What to work on:
Give the data below again, word for word.

Material for the task:

** START **

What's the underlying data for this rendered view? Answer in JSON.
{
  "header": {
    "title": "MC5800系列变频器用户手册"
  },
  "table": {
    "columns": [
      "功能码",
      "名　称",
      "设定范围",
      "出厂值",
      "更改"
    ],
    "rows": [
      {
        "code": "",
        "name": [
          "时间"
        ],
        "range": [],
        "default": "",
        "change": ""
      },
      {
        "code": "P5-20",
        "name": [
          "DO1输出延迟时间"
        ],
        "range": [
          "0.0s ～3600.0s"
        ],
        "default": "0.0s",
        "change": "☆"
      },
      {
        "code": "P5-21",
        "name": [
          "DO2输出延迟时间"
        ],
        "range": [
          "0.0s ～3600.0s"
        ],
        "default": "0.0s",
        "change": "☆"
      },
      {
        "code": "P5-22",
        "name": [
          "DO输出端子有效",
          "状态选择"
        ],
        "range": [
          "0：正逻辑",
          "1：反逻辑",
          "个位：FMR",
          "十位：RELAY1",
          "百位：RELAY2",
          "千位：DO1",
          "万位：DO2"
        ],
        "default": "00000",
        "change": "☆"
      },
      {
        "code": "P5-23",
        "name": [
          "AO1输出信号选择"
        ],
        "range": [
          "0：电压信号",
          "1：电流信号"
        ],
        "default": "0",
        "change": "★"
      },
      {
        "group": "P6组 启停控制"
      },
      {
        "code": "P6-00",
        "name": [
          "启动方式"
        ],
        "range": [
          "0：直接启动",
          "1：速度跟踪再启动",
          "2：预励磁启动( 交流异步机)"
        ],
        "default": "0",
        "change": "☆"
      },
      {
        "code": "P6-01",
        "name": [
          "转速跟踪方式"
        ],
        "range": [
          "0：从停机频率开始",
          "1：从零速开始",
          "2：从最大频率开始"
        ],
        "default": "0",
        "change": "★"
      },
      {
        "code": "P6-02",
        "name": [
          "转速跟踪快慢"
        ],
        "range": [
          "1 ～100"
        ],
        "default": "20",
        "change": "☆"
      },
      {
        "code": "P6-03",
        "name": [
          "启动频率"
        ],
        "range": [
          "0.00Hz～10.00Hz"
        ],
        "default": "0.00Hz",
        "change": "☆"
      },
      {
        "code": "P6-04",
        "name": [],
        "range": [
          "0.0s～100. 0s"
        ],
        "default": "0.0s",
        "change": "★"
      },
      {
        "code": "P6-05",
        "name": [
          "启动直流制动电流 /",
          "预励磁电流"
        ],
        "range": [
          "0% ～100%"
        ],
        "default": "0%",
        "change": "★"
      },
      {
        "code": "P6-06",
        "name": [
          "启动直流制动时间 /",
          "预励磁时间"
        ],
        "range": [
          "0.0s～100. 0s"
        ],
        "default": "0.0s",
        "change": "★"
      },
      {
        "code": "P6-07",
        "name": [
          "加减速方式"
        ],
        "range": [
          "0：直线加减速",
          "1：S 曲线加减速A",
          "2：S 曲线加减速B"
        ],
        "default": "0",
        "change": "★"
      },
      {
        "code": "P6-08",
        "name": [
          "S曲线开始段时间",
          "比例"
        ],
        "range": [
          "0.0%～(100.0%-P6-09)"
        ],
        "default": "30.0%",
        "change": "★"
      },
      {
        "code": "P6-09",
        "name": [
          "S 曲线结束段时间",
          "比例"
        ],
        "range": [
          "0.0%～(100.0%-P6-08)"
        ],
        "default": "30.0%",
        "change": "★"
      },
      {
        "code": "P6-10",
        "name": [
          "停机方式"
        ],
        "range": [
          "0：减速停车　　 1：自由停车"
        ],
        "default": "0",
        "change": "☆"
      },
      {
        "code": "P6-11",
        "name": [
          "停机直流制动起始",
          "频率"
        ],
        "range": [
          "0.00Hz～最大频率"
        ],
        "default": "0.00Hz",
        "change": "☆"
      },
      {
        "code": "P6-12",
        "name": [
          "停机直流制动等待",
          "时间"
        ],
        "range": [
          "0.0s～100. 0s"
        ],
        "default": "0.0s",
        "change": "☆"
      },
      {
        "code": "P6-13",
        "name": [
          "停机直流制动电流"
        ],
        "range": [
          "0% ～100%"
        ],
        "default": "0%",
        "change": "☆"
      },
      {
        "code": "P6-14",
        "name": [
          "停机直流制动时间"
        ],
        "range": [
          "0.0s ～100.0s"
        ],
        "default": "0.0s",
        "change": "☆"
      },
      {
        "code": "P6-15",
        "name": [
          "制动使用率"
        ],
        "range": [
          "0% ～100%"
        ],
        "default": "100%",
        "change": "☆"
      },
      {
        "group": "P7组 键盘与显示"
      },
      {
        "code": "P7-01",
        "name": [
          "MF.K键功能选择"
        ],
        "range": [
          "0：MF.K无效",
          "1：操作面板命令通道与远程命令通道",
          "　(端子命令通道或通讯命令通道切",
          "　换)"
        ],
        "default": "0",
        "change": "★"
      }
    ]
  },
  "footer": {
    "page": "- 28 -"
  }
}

** END **

Solution for this exercise:
What's the underlying data for this rendered view? Answer in JSON.
{
  "header": {
    "title": "MC5800系列变频器用户手册"
  },
  "table": {
    "columns": [
      "功能码",
      "名　称",
      "设定范围",
      "出厂值",
      "更改"
    ],
    "rows": [
      {
        "code": "",
        "name": [
          "时间"
        ],
        "range": [],
        "default": "",
        "change": ""
      },
      {
        "code": "P5-20",
        "name": [
          "DO1输出延迟时间"
        ],
        "range": [
          "0.0s ～3600.0s"
        ],
        "default": "0.0s",
        "change": "☆"
      },
      {
        "code": "P5-21",
        "name": [
          "DO2输出延迟时间"
        ],
        "range": [
          "0.0s ～3600.0s"
        ],
        "default": "0.0s",
        "change": "☆"
      },
      {
        "code": "P5-22",
        "name": [
          "DO输出端子有效",
          "状态选择"
        ],
        "range": [
          "0：正逻辑",
          "1：反逻辑",
          "个位：FMR",
          "十位：RELAY1",
          "百位：RELAY2",
          "千位：DO1",
          "万位：DO2"
        ],
        "default": "00000",
        "change": "☆"
      },
      {
        "code": "P5-23",
        "name": [
          "AO1输出信号选择"
        ],
        "range": [
          "0：电压信号",
          "1：电流信号"
        ],
        "default": "0",
        "change": "★"
      },
      {
        "group": "P6组 启停控制"
      },
      {
        "code": "P6-00",
        "name": [
          "启动方式"
        ],
        "range": [
          "0：直接启动",
          "1：速度跟踪再启动",
          "2：预励磁启动( 交流异步机)"
        ],
        "default": "0",
        "change": "☆"
      },
      {
        "code": "P6-01",
        "name": [
          "转速跟踪方式"
        ],
        "range": [
          "0：从停机频率开始",
          "1：从零速开始",
          "2：从最大频率开始"
        ],
        "default": "0",
        "change": "★"
      },
      {
        "code": "P6-02",
        "name": [
          "转速跟踪快慢"
        ],
        "range": [
          "1 ～100"
        ],
        "default": "20",
        "change": "☆"
      },
      {
        "code": "P6-03",
        "name": [
          "启动频率"
        ],
        "range": [
          "0.00Hz～10.00Hz"
        ],
        "default": "0.00Hz",
        "change": "☆"
      },
      {
        "code": "P6-04",
        "name": [],
        "range": [
          "0.0s～100. 0s"
        ],
        "default": "0.0s",
        "change": "★"
      },
      {
        "code": "P6-05",
        "name": [
          "启动直流制动电流 /",
          "预励磁电流"
        ],
        "range": [
          "0% ～100%"
        ],
        "default": "0%",
        "change": "★"
      },
      {
        "code": "P6-06",
        "name": [
          "启动直流制动时间 /",
          "预励磁时间"
        ],
        "range": [
          "0.0s～100. 0s"
        ],
        "default": "0.0s",
        "change": "★"
      },
      {
        "code": "P6-07",
        "name": [
          "加减速方式"
        ],
        "range": [
          "0：直线加减速",
          "1：S 曲线加减速A",
          "2：S 曲线加减速B"
        ],
        "default": "0",
        "change": "★"
      },
      {
        "code": "P6-08",
        "name": [
          "S曲线开始段时间",
          "比例"
        ],
        "range": [
          "0.0%～(100.0%-P6-09)"
        ],
        "default": "30.0%",
        "change": "★"
      },
      {
        "code": "P6-09",
        "name": [
          "S 曲线结束段时间",
          "比例"
        ],
        "range": [
          "0.0%～(100.0%-P6-08)"
        ],
        "default": "30.0%",
        "change": "★"
      },
      {
        "code": "P6-10",
        "name": [
          "停机方式"
        ],
        "range": [
          "0：减速停车　　 1：自由停车"
        ],
        "default": "0",
        "change": "☆"
      },
      {
        "code": "P6-11",
        "name": [
          "停机直流制动起始",
          "频率"
        ],
        "range": [
          "0.00Hz～最大频率"
        ],
        "default": "0.00Hz",
        "change": "☆"
      },
      {
        "code": "P6-12",
        "name": [
          "停机直流制动等待",
          "时间"
        ],
        "range": [
          "0.0s～100. 0s"
        ],
        "default": "0.0s",
        "change": "☆"
      },
      {
        "code": "P6-13",
        "name": [
          "停机直流制动电流"
        ],
        "range": [
          "0% ～100%"
        ],
        "default": "0%",
        "change": "☆"
      },
      {
        "code": "P6-14",
        "name": [
          "停机直流制动时间"
        ],
        "range": [
          "0.0s ～100.0s"
        ],
        "default": "0.0s",
        "change": "☆"
      },
      {
        "code": "P6-15",
        "name": [
          "制动使用率"
        ],
        "range": [
          "0% ～100%"
        ],
        "default": "100%",
        "change": "☆"
      },
      {
        "group": "P7组 键盘与显示"
      },
      {
        "code": "P7-01",
        "name": [
          "MF.K键功能选择"
        ],
        "range": [
          "0：MF.K无效",
          "1：操作面板命令通道与远程命令通道",
          "　(端子命令通道或通讯命令通道切",
          "　换)"
        ],
        "default": "0",
        "change": "★"
      }
    ]
  },
  "footer": {
    "page": "- 28 -"
  }
}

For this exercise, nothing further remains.